--- EXERCISE DETAILS ---
Copy all lines below containing "input".

--- PROVIDED INFORMATION ---
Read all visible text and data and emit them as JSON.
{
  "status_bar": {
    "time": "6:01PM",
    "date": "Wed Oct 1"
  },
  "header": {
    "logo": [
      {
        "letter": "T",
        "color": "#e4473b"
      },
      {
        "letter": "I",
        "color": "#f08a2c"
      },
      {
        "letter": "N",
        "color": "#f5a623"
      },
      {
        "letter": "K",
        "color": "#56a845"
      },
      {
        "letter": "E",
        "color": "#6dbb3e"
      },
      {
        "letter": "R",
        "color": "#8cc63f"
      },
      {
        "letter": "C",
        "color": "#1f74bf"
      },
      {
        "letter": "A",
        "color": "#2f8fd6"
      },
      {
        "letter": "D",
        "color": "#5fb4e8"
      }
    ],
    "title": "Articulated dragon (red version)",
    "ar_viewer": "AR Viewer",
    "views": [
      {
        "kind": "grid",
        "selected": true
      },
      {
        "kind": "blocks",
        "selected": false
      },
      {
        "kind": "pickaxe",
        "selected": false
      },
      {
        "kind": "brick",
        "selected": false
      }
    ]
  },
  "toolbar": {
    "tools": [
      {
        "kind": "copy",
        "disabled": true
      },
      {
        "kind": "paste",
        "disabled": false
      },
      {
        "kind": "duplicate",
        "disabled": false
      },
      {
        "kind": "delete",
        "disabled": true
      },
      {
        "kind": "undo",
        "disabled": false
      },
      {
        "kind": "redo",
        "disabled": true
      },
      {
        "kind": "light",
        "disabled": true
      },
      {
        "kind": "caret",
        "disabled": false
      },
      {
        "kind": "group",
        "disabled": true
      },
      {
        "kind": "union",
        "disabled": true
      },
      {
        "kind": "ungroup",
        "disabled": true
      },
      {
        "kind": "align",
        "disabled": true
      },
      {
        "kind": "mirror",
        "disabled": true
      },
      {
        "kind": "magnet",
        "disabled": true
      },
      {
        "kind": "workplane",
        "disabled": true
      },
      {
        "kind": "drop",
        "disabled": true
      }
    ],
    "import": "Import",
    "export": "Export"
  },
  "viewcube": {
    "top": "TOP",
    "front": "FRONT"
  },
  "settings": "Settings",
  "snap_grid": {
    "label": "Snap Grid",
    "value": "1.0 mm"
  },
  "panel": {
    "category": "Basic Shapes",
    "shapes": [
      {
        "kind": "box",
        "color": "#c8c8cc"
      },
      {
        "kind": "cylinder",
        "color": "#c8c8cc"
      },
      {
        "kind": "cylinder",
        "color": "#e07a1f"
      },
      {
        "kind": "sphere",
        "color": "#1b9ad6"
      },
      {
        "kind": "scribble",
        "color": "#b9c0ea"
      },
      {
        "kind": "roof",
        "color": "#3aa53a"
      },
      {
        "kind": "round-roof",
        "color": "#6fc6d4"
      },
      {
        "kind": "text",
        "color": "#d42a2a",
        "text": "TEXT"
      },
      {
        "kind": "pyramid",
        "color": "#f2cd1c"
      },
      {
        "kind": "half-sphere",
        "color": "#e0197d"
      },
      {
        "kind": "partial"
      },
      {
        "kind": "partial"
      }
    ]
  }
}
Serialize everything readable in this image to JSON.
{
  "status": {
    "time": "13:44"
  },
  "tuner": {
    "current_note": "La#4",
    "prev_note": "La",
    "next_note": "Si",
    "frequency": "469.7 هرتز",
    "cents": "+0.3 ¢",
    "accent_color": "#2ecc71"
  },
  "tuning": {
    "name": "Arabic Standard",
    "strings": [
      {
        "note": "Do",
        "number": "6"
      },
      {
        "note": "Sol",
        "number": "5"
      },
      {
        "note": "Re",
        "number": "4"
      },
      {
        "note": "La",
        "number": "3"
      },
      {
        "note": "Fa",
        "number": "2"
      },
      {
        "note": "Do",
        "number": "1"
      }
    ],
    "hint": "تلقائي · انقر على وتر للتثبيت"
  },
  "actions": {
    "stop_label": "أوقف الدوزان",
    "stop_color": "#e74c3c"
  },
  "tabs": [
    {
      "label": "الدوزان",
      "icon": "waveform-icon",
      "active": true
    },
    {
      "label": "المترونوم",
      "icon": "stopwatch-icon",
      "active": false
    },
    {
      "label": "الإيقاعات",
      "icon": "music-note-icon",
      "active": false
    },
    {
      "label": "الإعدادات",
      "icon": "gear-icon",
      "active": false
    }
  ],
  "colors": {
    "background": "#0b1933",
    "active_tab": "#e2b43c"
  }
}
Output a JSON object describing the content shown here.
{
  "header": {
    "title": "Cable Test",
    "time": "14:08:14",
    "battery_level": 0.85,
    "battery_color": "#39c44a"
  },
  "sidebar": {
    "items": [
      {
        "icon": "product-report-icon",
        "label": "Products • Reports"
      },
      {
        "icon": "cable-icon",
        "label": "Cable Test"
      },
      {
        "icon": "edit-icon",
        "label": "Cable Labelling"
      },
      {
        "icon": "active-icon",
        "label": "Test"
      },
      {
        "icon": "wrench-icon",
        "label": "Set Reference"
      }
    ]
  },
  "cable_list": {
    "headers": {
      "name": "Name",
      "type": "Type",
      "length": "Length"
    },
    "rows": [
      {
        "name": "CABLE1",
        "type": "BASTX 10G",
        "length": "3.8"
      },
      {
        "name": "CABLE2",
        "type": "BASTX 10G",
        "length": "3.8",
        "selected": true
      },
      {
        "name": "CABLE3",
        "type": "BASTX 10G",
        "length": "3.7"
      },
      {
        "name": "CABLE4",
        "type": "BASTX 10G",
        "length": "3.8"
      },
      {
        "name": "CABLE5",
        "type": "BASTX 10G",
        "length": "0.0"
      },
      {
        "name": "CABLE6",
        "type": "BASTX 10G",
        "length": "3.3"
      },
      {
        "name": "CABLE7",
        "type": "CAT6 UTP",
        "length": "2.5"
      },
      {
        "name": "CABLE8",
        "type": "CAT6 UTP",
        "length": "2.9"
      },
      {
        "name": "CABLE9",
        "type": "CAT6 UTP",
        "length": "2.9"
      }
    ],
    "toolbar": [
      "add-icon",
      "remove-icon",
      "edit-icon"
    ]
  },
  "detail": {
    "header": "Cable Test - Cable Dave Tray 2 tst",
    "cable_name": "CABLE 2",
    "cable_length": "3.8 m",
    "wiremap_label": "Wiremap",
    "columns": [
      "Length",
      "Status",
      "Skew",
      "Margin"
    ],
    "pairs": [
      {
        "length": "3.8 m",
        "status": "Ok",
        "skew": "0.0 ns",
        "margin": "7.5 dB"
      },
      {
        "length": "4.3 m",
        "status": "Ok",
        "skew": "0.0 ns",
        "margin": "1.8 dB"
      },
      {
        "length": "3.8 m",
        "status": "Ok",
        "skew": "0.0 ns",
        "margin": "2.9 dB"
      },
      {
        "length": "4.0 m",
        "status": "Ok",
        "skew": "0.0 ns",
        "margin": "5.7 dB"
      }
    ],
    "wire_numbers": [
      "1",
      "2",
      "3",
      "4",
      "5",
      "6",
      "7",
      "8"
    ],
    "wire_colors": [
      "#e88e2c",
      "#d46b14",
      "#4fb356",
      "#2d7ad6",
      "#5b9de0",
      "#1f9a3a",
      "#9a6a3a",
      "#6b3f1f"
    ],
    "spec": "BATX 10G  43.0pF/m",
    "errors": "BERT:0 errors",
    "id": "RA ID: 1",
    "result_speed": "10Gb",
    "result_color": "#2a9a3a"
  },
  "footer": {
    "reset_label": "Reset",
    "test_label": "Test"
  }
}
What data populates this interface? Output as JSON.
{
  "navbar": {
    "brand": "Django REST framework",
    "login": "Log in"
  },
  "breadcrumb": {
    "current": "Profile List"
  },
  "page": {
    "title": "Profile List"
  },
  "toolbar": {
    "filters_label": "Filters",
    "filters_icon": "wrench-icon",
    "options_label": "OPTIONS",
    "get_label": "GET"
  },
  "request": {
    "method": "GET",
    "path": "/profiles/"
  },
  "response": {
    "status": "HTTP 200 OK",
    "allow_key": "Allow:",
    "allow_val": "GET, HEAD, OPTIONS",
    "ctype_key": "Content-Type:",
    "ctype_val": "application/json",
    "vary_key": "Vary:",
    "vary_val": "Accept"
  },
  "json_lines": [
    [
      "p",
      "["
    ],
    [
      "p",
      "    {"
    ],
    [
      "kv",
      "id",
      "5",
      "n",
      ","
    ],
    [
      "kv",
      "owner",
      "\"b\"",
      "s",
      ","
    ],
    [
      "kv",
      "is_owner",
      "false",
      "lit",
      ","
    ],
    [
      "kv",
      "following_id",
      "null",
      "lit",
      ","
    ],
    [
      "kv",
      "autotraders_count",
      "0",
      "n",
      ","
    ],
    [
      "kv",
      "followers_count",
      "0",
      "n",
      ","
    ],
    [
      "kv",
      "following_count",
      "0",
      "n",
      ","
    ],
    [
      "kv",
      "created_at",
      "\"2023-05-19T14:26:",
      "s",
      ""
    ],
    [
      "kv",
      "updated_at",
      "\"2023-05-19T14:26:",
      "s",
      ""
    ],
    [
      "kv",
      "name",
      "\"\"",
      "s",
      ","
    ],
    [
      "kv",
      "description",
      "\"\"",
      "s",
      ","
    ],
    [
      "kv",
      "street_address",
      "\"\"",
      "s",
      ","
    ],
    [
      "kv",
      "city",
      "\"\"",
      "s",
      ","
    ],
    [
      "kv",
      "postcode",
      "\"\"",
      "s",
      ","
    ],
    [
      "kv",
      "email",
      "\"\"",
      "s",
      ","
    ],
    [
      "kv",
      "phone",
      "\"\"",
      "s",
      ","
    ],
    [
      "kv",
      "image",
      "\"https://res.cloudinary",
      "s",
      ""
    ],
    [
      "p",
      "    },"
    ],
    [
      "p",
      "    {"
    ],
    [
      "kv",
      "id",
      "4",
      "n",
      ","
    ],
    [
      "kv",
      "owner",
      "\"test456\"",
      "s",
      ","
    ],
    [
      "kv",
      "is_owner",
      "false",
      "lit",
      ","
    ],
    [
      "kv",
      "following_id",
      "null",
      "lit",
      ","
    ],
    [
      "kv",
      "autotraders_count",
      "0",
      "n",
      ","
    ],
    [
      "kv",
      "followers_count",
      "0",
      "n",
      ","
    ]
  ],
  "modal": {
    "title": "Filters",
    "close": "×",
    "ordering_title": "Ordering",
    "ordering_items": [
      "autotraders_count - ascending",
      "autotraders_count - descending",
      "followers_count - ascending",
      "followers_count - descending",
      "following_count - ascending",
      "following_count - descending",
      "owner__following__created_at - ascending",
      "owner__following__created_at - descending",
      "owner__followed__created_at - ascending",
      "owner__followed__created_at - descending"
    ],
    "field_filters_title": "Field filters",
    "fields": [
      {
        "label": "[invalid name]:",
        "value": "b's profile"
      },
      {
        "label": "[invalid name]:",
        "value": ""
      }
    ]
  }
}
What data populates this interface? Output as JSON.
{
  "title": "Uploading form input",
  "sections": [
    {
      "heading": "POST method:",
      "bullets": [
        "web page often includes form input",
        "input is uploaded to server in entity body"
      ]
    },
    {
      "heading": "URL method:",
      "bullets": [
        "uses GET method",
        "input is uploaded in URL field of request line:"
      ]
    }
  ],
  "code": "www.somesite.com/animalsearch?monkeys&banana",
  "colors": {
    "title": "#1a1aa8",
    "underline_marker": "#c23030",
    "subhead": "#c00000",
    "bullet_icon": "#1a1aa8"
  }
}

--- SOLVED PROBLEM ---
  "title": "Uploading form input",
        "web page often includes form input",
        "input is uploaded to server in entity body"
        "input is uploaded in URL field of request line:"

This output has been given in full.